PROBLEM:
Find each line containing the string "features" and return it.

MATERIAL SUPPLIED:
• • •

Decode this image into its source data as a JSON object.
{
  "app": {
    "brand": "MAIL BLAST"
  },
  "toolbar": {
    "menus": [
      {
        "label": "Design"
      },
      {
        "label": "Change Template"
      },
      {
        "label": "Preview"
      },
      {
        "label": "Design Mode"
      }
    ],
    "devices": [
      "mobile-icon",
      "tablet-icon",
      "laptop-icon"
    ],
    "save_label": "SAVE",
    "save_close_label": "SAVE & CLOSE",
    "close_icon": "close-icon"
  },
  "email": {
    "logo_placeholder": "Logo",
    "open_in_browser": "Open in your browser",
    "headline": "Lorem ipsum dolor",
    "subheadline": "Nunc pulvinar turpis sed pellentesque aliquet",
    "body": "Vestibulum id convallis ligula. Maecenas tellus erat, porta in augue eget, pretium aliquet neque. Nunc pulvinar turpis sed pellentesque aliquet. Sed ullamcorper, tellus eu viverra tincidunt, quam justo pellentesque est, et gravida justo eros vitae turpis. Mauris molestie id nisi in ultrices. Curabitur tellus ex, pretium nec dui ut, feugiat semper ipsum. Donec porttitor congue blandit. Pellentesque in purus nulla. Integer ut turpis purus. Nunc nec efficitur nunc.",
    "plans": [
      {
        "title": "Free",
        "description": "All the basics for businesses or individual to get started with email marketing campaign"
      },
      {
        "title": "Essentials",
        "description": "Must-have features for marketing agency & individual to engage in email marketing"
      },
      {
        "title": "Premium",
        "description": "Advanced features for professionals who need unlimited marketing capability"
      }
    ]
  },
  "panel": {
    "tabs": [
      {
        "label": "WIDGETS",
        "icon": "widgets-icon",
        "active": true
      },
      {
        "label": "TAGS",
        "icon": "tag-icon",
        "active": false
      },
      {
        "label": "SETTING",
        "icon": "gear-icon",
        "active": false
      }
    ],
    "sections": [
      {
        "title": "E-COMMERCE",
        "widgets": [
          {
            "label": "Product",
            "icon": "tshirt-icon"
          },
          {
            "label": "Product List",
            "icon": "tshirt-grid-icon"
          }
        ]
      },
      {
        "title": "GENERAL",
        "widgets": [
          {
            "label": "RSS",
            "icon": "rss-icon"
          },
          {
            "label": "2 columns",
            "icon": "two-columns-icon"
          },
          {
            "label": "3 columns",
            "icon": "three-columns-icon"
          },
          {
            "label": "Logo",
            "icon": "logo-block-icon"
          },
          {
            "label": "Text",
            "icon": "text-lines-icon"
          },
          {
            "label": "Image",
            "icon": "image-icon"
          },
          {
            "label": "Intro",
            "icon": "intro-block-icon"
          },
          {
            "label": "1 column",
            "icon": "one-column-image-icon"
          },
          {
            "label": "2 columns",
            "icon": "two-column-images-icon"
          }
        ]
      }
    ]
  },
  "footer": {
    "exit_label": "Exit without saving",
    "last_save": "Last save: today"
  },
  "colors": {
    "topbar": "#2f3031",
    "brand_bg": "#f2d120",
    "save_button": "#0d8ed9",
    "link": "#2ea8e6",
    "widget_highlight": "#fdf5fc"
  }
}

• • •

EXERCISE ANSWER:
        "description": "Must-have features for marketing agency & individual to engage in email marketing"
        "description": "Advanced features for professionals who need unlimited marketing capability"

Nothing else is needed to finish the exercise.